Exercise requirements:
Keep the pictures out of the copy and print all the entries below exactly.

Record set:
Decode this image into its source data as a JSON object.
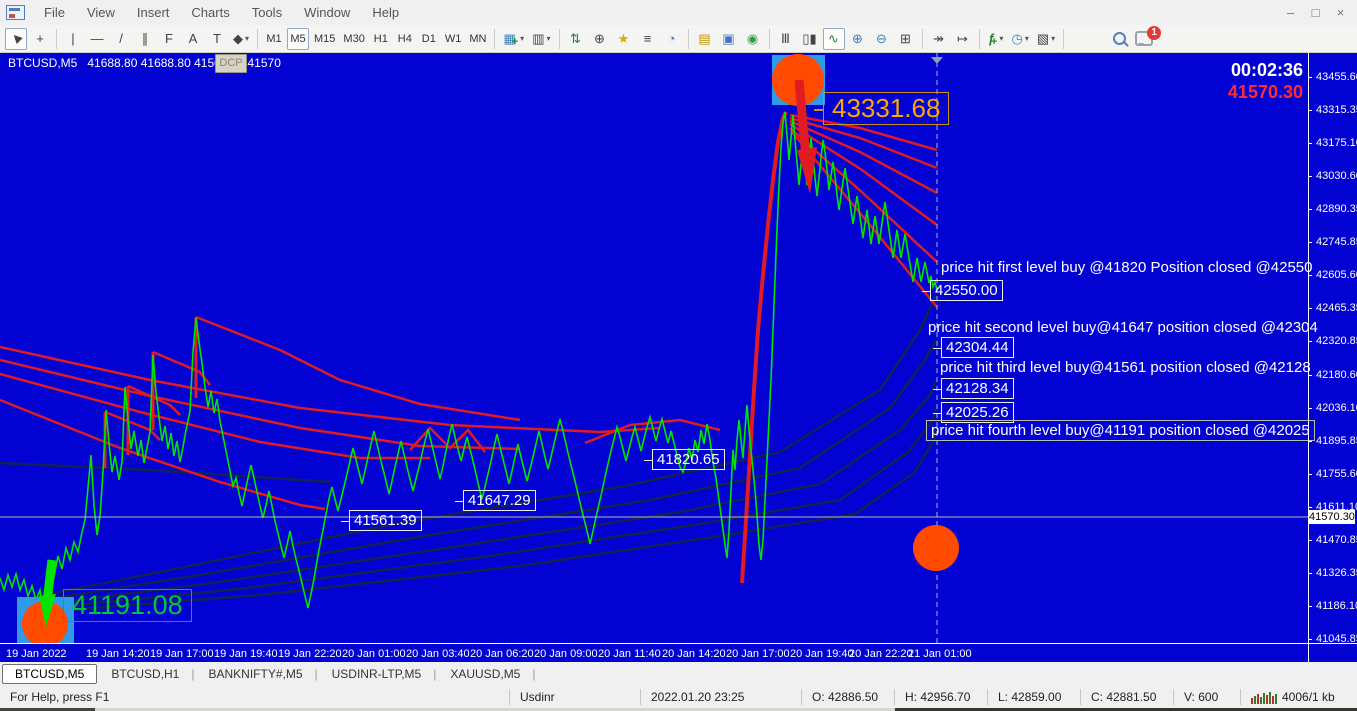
{
  "window": {
    "menu": [
      "File",
      "View",
      "Insert",
      "Charts",
      "Tools",
      "Window",
      "Help"
    ],
    "controls": {
      "minimize": "–",
      "restore": "□",
      "close": "×"
    }
  },
  "toolbar": {
    "groups": [
      [
        {
          "name": "cursor",
          "glyph": "▶",
          "cls": "rot-135",
          "active": true
        },
        {
          "name": "crosshair",
          "glyph": "+"
        }
      ],
      [
        {
          "name": "vertical-line",
          "glyph": "|"
        },
        {
          "name": "horizontal-line",
          "glyph": "—"
        },
        {
          "name": "trendline",
          "glyph": "/"
        },
        {
          "name": "equidistant-channel",
          "glyph": "∥"
        },
        {
          "name": "fibonacci",
          "glyph": "F"
        },
        {
          "name": "text",
          "glyph": "A"
        },
        {
          "name": "text-label",
          "glyph": "T"
        },
        {
          "name": "shapes",
          "glyph": "◆",
          "dd": true
        }
      ],
      [
        {
          "name": "tf-m1",
          "label": "M1"
        },
        {
          "name": "tf-m5",
          "label": "M5",
          "active": true
        },
        {
          "name": "tf-m15",
          "label": "M15"
        },
        {
          "name": "tf-m30",
          "label": "M30"
        },
        {
          "name": "tf-h1",
          "label": "H1"
        },
        {
          "name": "tf-h4",
          "label": "H4"
        },
        {
          "name": "tf-d1",
          "label": "D1"
        },
        {
          "name": "tf-w1",
          "label": "W1"
        },
        {
          "name": "tf-mn",
          "label": "MN"
        }
      ],
      [
        {
          "name": "new-chart",
          "glyph": "▦",
          "plus": true,
          "dd": true
        },
        {
          "name": "profiles",
          "glyph": "▥",
          "dd": true
        }
      ],
      [
        {
          "name": "market-watch",
          "glyph": "⇅"
        },
        {
          "name": "navigator",
          "glyph": "⊕"
        },
        {
          "name": "favorites",
          "glyph": "★"
        },
        {
          "name": "terminal",
          "glyph": "≡"
        },
        {
          "name": "strategy-tester",
          "glyph": "◔"
        }
      ],
      [
        {
          "name": "news",
          "glyph": "▤"
        },
        {
          "name": "metaeditor",
          "glyph": "▣"
        },
        {
          "name": "signal",
          "glyph": "◉"
        }
      ],
      [
        {
          "name": "bar-chart",
          "glyph": "Ⅲ"
        },
        {
          "name": "candlestick-chart",
          "glyph": "▯▮"
        },
        {
          "name": "line-chart",
          "glyph": "∿",
          "active": true
        },
        {
          "name": "zoom-in",
          "glyph": "⊕"
        },
        {
          "name": "zoom-out",
          "glyph": "⊖"
        },
        {
          "name": "tile-windows",
          "glyph": "⊞"
        }
      ],
      [
        {
          "name": "auto-scroll",
          "glyph": "↠"
        },
        {
          "name": "chart-shift",
          "glyph": "↦"
        }
      ],
      [
        {
          "name": "indicators",
          "glyph": "ƒ",
          "plus": true,
          "dd": true
        },
        {
          "name": "periods",
          "glyph": "◷",
          "dd": true
        },
        {
          "name": "templates",
          "glyph": "▧",
          "dd": true
        }
      ],
      [
        {
          "name": "search",
          "css": "magnifier"
        },
        {
          "name": "notifications",
          "css": "bubble",
          "badge": "1"
        }
      ]
    ]
  },
  "chart": {
    "symbol_title": "BTCUSD,M5",
    "ohlc_line": "41688.80 41688.80 41508.70 41570",
    "dcp_button": "DCP",
    "countdown": "00:02:36",
    "current_price": "41570.30",
    "current_price_tag": "41570.30",
    "price_axis": [
      "43455.60",
      "43315.35",
      "43175.10",
      "43030.60",
      "42890.35",
      "42745.85",
      "42605.60",
      "42465.35",
      "42320.85",
      "42180.60",
      "42036.10",
      "41895.85",
      "41755.60",
      "41611.10",
      "41470.85",
      "41326.35",
      "41186.10",
      "41045.85"
    ],
    "time_axis": [
      "19 Jan 2022",
      "19 Jan 14:20",
      "19 Jan 17:00",
      "19 Jan 19:40",
      "19 Jan 22:20",
      "20 Jan 01:00",
      "20 Jan 03:40",
      "20 Jan 06:20",
      "20 Jan 09:00",
      "20 Jan 11:40",
      "20 Jan 14:20",
      "20 Jan 17:00",
      "20 Jan 19:40",
      "20 Jan 22:20",
      "21 Jan 01:00"
    ],
    "labels": {
      "peak_price": "43331.68",
      "close1": "42550.00",
      "close2": "42304.44",
      "close3": "42128.34",
      "close4": "42025.26",
      "level1": "41820.65",
      "level2": "41647.29",
      "level3": "41561.39",
      "entry_price": "41191.08"
    },
    "annotations": {
      "first": "price hit first level buy @41820 Position closed @42550",
      "second": "price hit second level buy@41647 position closed @42304",
      "third": "price hit third level buy@41561 position closed @42128",
      "fourth": "price hit fourth level buy@41191 position closed @42025"
    }
  },
  "chart_data": {
    "type": "line",
    "symbol": "BTCUSD",
    "timeframe": "M5",
    "visible_price_range": [
      41045.85,
      43455.6
    ],
    "visible_time_range": [
      "19 Jan 2022",
      "21 Jan 01:00"
    ],
    "key_points": {
      "buy_levels": [
        41820,
        41647,
        41561,
        41191
      ],
      "close_levels": [
        42550.0,
        42304.44,
        42128.34,
        42025.26
      ],
      "peak": 43331.68,
      "current": 41570.3
    }
  },
  "tabs": [
    {
      "label": "BTCUSD,M5",
      "active": true
    },
    {
      "label": "BTCUSD,H1"
    },
    {
      "label": "BANKNIFTY#,M5"
    },
    {
      "label": "USDINR-LTP,M5"
    },
    {
      "label": "XAUUSD,M5"
    }
  ],
  "status_bar": {
    "help": "For Help, press F1",
    "symbol": "Usdinr",
    "datetime": "2022.01.20 23:25",
    "open": "O: 42886.50",
    "high": "H: 42956.70",
    "low": "L: 42859.00",
    "close": "C: 42881.50",
    "volume": "V: 600",
    "traffic": "4006/1 kb"
  },
  "colors": {
    "chart_bg": "#0202D2",
    "price_line": "#00E400",
    "trend_red": "#E11B22",
    "trend_navy": "#132253",
    "marker_orange": "#FF4A00",
    "marker_blue_bg": "#2F9BE8",
    "label_orange": "#FFA500",
    "label_green": "#00C83C",
    "bid_red": "#FF2E2E"
  }
}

Full response:
Decode this image into its source data as a JSON object.
{
  "window": {
    "menu": [
      "File",
      "View",
      "Insert",
      "Charts",
      "Tools",
      "Window",
      "Help"
    ],
    "controls": {
      "minimize": "–",
      "restore": "□",
      "close": "×"
    }
  },
  "toolbar": {
    "groups": [
      [
        {
          "name": "cursor",
          "glyph": "▶",
          "cls": "rot-135",
          "active": true
        },
        {
          "name": "crosshair",
          "glyph": "+"
        }
      ],
      [
        {
          "name": "vertical-line",
          "glyph": "|"
        },
        {
          "name": "horizontal-line",
          "glyph": "—"
        },
        {
          "name": "trendline",
          "glyph": "/"
        },
        {
          "name": "equidistant-channel",
          "glyph": "∥"
        },
        {
          "name": "fibonacci",
          "glyph": "F"
        },
        {
          "name": "text",
          "glyph": "A"
        },
        {
          "name": "text-label",
          "glyph": "T"
        },
        {
          "name": "shapes",
          "glyph": "◆",
          "dd": true
        }
      ],
      [
        {
          "name": "tf-m1",
          "label": "M1"
        },
        {
          "name": "tf-m5",
          "label": "M5",
          "active": true
        },
        {
          "name": "tf-m15",
          "label": "M15"
        },
        {
          "name": "tf-m30",
          "label": "M30"
        },
        {
          "name": "tf-h1",
          "label": "H1"
        },
        {
          "name": "tf-h4",
          "label": "H4"
        },
        {
          "name": "tf-d1",
          "label": "D1"
        },
        {
          "name": "tf-w1",
          "label": "W1"
        },
        {
          "name": "tf-mn",
          "label": "MN"
        }
      ],
      [
        {
          "name": "new-chart",
          "glyph": "▦",
          "plus": true,
          "dd": true
        },
        {
          "name": "profiles",
          "glyph": "▥",
          "dd": true
        }
      ],
      [
        {
          "name": "market-watch",
          "glyph": "⇅"
        },
        {
          "name": "navigator",
          "glyph": "⊕"
        },
        {
          "name": "favorites",
          "glyph": "★"
        },
        {
          "name": "terminal",
          "glyph": "≡"
        },
        {
          "name": "strategy-tester",
          "glyph": "◔"
        }
      ],
      [
        {
          "name": "news",
          "glyph": "▤"
        },
        {
          "name": "metaeditor",
          "glyph": "▣"
        },
        {
          "name": "signal",
          "glyph": "◉"
        }
      ],
      [
        {
          "name": "bar-chart",
          "glyph": "Ⅲ"
        },
        {
          "name": "candlestick-chart",
          "glyph": "▯▮"
        },
        {
          "name": "line-chart",
          "glyph": "∿",
          "active": true
        },
        {
          "name": "zoom-in",
          "glyph": "⊕"
        },
        {
          "name": "zoom-out",
          "glyph": "⊖"
        },
        {
          "name": "tile-windows",
          "glyph": "⊞"
        }
      ],
      [
        {
          "name": "auto-scroll",
          "glyph": "↠"
        },
        {
          "name": "chart-shift",
          "glyph": "↦"
        }
      ],
      [
        {
          "name": "indicators",
          "glyph": "ƒ",
          "plus": true,
          "dd": true
        },
        {
          "name": "periods",
          "glyph": "◷",
          "dd": true
        },
        {
          "name": "templates",
          "glyph": "▧",
          "dd": true
        }
      ],
      [
        {
          "name": "search",
          "css": "magnifier"
        },
        {
          "name": "notifications",
          "css": "bubble",
          "badge": "1"
        }
      ]
    ]
  },
  "chart": {
    "symbol_title": "BTCUSD,M5",
    "ohlc_line": "41688.80 41688.80 41508.70 41570",
    "dcp_button": "DCP",
    "countdown": "00:02:36",
    "current_price": "41570.30",
    "current_price_tag": "41570.30",
    "price_axis": [
      "43455.60",
      "43315.35",
      "43175.10",
      "43030.60",
      "42890.35",
      "42745.85",
      "42605.60",
      "42465.35",
      "42320.85",
      "42180.60",
      "42036.10",
      "41895.85",
      "41755.60",
      "41611.10",
      "41470.85",
      "41326.35",
      "41186.10",
      "41045.85"
    ],
    "time_axis": [
      "19 Jan 2022",
      "19 Jan 14:20",
      "19 Jan 17:00",
      "19 Jan 19:40",
      "19 Jan 22:20",
      "20 Jan 01:00",
      "20 Jan 03:40",
      "20 Jan 06:20",
      "20 Jan 09:00",
      "20 Jan 11:40",
      "20 Jan 14:20",
      "20 Jan 17:00",
      "20 Jan 19:40",
      "20 Jan 22:20",
      "21 Jan 01:00"
    ],
    "labels": {
      "peak_price": "43331.68",
      "close1": "42550.00",
      "close2": "42304.44",
      "close3": "42128.34",
      "close4": "42025.26",
      "level1": "41820.65",
      "level2": "41647.29",
      "level3": "41561.39",
      "entry_price": "41191.08"
    },
    "annotations": {
      "first": "price hit first level buy @41820 Position closed @42550",
      "second": "price hit second level buy@41647 position closed @42304",
      "third": "price hit third level buy@41561 position closed @42128",
      "fourth": "price hit fourth level buy@41191 position closed @42025"
    }
  },
  "chart_data": {
    "type": "line",
    "symbol": "BTCUSD",
    "timeframe": "M5",
    "visible_price_range": [
      41045.85,
      43455.6
    ],
    "visible_time_range": [
      "19 Jan 2022",
      "21 Jan 01:00"
    ],
    "key_points": {
      "buy_levels": [
        41820,
        41647,
        41561,
        41191
      ],
      "close_levels": [
        42550.0,
        42304.44,
        42128.34,
        42025.26
      ],
      "peak": 43331.68,
      "current": 41570.3
    }
  },
  "tabs": [
    {
      "label": "BTCUSD,M5",
      "active": true
    },
    {
      "label": "BTCUSD,H1"
    },
    {
      "label": "BANKNIFTY#,M5"
    },
    {
      "label": "USDINR-LTP,M5"
    },
    {
      "label": "XAUUSD,M5"
    }
  ],
  "status_bar": {
    "help": "For Help, press F1",
    "symbol": "Usdinr",
    "datetime": "2022.01.20 23:25",
    "open": "O: 42886.50",
    "high": "H: 42956.70",
    "low": "L: 42859.00",
    "close": "C: 42881.50",
    "volume": "V: 600",
    "traffic": "4006/1 kb"
  },
  "colors": {
    "chart_bg": "#0202D2",
    "price_line": "#00E400",
    "trend_red": "#E11B22",
    "trend_navy": "#132253",
    "marker_orange": "#FF4A00",
    "marker_blue_bg": "#2F9BE8",
    "label_orange": "#FFA500",
    "label_green": "#00C83C",
    "bid_red": "#FF2E2E"
  }
}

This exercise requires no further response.